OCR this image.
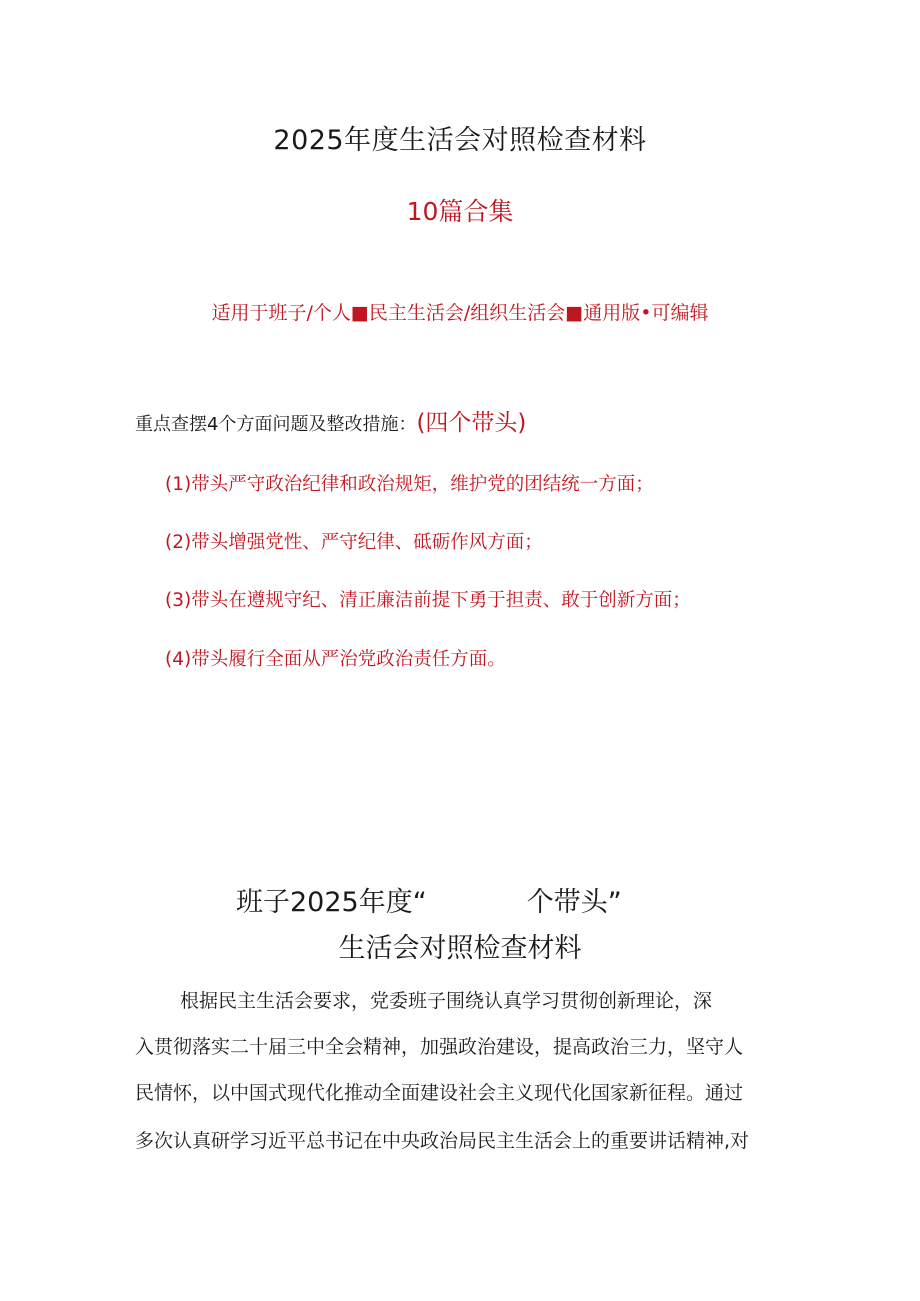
2025年度生活会对照检查材料
10篇合集
适用于班子/个人■民主生活会/组织生活会■通用版•可编辑
重点查摆4个方面问题及整改措施：(四个带头)
(1)带头严守政治纪律和政治规矩，维护党的团结统一方面；
(2)带头增强党性、严守纪律、砥砺作风方面；
(3)带头在遵规守纪、清正廉洁前提下勇于担责、敢于创新方面；
(4)带头履行全面从严治党政治责任方面。
班子2025年度“	个带头”
生活会对照检查材料
根据民主生活会要求，党委班子围绕认真学习贯彻创新理论，深
入贯彻落实二十届三中全会精神，加强政治建设，提高政治三力，坚守人
民情怀，以中国式现代化推动全面建设社会主义现代化国家新征程。通过
多次认真研学习近平总书记在中央政治局民主生活会上的重要讲话精神,对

EXERCISE INSTRUCTIONS:
Each record above must be returned exactly as written, with its pictures omitted.

RESULT OF THIS TASK:
OCR this image.
2025年度生活会对照检查材料
10篇合集
适用于班子/个人■民主生活会/组织生活会■通用版•可编辑
重点查摆4个方面问题及整改措施：(四个带头)
(1)带头严守政治纪律和政治规矩，维护党的团结统一方面；
(2)带头增强党性、严守纪律、砥砺作风方面；
(3)带头在遵规守纪、清正廉洁前提下勇于担责、敢于创新方面；
(4)带头履行全面从严治党政治责任方面。
班子2025年度“	个带头”
生活会对照检查材料
根据民主生活会要求，党委班子围绕认真学习贯彻创新理论，深
入贯彻落实二十届三中全会精神，加强政治建设，提高政治三力，坚守人
民情怀，以中国式现代化推动全面建设社会主义现代化国家新征程。通过
多次认真研学习近平总书记在中央政治局民主生活会上的重要讲话精神,对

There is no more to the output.